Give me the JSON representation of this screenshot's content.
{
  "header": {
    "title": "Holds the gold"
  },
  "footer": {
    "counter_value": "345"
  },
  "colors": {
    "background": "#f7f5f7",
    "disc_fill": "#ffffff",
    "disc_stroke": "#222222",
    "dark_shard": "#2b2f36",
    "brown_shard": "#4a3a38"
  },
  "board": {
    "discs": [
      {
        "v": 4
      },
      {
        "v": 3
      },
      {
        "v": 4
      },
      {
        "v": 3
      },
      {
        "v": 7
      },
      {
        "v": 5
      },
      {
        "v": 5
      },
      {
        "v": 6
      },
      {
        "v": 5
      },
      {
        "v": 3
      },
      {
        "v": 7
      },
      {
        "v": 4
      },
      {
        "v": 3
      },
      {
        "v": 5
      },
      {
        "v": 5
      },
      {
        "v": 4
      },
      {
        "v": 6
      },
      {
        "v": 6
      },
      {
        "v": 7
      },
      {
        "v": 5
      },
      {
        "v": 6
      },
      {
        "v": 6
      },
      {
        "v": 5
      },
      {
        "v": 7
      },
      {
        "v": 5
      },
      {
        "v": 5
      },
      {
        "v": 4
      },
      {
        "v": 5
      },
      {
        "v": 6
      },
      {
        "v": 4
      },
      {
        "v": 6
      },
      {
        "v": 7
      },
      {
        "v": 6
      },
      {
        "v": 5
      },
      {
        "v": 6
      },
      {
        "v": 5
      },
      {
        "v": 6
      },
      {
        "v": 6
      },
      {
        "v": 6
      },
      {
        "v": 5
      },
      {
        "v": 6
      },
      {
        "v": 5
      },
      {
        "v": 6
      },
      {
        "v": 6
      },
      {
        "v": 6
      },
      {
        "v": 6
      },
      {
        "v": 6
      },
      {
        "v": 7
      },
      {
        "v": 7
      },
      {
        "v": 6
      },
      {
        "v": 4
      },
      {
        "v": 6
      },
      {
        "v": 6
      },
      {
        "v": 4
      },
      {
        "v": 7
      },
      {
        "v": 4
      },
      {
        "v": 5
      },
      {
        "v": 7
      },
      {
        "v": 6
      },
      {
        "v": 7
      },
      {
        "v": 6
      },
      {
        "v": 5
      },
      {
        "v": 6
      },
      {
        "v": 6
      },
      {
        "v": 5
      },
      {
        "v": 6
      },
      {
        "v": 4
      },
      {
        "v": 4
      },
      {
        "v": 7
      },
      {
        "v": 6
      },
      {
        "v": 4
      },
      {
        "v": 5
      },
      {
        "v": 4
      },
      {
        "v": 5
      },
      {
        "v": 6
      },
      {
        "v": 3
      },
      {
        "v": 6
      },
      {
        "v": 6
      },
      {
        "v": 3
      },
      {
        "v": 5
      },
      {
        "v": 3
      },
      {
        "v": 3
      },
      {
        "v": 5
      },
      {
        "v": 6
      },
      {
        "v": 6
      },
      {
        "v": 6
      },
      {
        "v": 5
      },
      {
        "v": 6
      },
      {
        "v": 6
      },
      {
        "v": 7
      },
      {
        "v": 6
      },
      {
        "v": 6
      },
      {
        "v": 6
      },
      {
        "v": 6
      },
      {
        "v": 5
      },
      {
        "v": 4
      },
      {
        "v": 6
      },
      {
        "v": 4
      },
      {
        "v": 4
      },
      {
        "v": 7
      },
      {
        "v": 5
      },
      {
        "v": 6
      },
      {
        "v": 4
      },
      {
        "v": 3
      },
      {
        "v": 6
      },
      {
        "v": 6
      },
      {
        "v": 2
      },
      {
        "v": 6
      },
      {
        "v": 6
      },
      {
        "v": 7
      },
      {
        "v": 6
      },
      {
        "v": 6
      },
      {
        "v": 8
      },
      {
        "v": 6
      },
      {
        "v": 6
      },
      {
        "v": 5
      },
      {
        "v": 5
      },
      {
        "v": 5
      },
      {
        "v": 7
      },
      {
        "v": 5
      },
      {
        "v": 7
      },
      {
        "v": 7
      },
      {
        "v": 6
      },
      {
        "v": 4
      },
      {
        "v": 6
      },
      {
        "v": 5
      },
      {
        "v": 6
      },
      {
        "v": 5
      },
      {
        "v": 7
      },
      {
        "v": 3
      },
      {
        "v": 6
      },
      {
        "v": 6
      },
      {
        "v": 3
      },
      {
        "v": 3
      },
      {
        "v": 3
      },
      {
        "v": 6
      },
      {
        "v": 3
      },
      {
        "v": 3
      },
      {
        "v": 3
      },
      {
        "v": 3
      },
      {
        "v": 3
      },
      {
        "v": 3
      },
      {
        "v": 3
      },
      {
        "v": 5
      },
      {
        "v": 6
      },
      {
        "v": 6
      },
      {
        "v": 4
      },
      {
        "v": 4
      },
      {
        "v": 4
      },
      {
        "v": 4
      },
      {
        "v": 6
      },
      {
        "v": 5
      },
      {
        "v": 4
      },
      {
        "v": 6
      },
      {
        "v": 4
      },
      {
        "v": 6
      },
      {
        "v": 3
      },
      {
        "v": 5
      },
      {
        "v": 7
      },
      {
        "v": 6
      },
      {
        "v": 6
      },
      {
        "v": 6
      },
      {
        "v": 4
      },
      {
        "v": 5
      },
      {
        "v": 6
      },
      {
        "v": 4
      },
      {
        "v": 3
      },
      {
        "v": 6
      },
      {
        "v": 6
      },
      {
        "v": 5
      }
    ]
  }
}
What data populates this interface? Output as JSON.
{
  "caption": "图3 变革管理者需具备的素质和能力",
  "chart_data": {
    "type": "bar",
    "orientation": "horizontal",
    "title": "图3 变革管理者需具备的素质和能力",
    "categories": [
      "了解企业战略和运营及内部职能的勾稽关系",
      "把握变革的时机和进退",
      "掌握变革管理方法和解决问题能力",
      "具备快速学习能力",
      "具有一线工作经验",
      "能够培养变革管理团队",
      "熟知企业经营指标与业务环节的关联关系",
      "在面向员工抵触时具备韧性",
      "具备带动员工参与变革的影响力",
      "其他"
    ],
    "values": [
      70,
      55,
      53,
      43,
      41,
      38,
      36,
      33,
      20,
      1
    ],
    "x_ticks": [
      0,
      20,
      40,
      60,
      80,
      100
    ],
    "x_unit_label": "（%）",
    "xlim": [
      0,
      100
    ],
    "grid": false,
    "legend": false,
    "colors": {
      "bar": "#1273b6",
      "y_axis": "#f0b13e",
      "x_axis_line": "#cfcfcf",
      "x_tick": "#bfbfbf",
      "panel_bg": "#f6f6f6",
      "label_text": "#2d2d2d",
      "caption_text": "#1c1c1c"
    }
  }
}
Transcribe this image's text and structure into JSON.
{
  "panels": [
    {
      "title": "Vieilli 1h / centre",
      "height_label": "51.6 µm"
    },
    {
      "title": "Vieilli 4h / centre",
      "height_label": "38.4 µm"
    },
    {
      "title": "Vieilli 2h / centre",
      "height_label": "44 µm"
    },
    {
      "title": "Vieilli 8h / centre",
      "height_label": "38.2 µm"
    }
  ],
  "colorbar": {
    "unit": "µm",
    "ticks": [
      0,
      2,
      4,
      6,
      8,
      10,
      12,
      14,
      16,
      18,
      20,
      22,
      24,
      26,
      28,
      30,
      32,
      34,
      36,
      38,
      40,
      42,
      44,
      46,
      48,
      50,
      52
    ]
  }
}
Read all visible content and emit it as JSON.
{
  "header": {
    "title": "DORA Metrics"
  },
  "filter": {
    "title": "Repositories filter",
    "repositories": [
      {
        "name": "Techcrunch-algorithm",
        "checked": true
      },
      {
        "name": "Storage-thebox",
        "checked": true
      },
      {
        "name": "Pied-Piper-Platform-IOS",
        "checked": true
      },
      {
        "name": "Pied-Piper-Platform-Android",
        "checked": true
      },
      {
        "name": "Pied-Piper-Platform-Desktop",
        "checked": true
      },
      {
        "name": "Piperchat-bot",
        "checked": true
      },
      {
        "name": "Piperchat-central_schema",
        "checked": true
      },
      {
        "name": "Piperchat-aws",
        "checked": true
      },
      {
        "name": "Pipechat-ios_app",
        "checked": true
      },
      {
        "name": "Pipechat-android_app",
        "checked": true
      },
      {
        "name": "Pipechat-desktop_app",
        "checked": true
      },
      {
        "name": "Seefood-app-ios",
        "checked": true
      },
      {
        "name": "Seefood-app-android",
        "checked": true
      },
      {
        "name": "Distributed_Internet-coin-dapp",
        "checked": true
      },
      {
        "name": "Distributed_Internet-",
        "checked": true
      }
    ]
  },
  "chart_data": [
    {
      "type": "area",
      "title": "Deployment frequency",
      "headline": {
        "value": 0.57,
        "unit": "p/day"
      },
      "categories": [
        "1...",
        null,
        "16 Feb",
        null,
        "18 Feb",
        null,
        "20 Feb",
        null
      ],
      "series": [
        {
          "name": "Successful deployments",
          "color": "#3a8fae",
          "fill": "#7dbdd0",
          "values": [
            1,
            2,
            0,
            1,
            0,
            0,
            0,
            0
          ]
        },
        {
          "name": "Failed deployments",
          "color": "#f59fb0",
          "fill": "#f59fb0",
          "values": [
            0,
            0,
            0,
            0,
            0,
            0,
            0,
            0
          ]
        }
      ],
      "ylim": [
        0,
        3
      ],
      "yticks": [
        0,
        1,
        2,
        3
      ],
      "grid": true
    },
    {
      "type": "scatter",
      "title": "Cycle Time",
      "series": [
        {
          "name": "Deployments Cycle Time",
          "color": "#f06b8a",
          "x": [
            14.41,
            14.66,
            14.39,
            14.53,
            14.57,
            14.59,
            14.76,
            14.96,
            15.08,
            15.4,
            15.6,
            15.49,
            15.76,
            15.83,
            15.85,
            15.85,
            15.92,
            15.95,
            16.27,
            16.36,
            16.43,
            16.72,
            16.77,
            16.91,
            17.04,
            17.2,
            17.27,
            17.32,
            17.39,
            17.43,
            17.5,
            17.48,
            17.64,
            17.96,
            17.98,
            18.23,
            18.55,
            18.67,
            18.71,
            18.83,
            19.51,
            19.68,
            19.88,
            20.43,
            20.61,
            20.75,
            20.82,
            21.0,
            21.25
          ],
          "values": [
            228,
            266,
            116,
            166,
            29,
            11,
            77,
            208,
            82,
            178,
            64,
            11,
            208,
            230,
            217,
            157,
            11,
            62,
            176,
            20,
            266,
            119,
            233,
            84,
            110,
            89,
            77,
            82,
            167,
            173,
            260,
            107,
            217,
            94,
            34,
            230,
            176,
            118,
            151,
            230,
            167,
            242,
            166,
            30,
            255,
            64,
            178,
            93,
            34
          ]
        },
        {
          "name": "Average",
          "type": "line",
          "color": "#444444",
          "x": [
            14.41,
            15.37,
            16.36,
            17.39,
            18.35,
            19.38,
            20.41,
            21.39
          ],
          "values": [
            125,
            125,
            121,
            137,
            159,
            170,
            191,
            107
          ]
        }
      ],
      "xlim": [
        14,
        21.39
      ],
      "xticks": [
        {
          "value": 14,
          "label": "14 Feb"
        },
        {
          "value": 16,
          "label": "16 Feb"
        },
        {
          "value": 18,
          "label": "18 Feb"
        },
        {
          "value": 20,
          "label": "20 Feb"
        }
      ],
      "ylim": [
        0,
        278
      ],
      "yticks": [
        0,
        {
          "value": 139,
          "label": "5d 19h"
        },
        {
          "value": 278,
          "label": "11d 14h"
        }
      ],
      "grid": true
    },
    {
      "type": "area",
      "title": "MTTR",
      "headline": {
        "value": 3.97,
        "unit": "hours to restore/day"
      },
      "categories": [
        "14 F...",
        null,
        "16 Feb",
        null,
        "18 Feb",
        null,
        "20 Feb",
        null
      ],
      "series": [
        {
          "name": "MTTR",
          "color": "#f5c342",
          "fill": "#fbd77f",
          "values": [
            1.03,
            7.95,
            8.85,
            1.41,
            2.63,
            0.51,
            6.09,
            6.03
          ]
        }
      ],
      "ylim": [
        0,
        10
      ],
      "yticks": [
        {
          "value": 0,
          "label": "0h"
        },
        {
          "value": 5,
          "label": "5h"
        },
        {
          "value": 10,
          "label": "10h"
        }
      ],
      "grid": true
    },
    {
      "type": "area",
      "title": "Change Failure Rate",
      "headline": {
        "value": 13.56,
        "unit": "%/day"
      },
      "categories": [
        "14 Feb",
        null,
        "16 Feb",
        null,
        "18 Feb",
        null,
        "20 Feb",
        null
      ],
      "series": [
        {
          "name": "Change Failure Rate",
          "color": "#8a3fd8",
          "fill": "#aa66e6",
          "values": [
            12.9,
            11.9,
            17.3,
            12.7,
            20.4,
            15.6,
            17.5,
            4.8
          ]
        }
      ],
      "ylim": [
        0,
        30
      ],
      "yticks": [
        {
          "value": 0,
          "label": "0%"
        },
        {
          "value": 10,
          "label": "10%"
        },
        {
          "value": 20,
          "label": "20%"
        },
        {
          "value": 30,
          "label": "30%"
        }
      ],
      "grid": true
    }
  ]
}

● ● ●

### TASK INSTRUCTIONS:
Using the records above, list each line that includes "Platform".

### SOLUTION TO THIS EXERCISE:
        "name": "Pied-Piper-Platform-IOS",
        "name": "Pied-Piper-Platform-Android",
        "name": "Pied-Piper-Platform-Desktop",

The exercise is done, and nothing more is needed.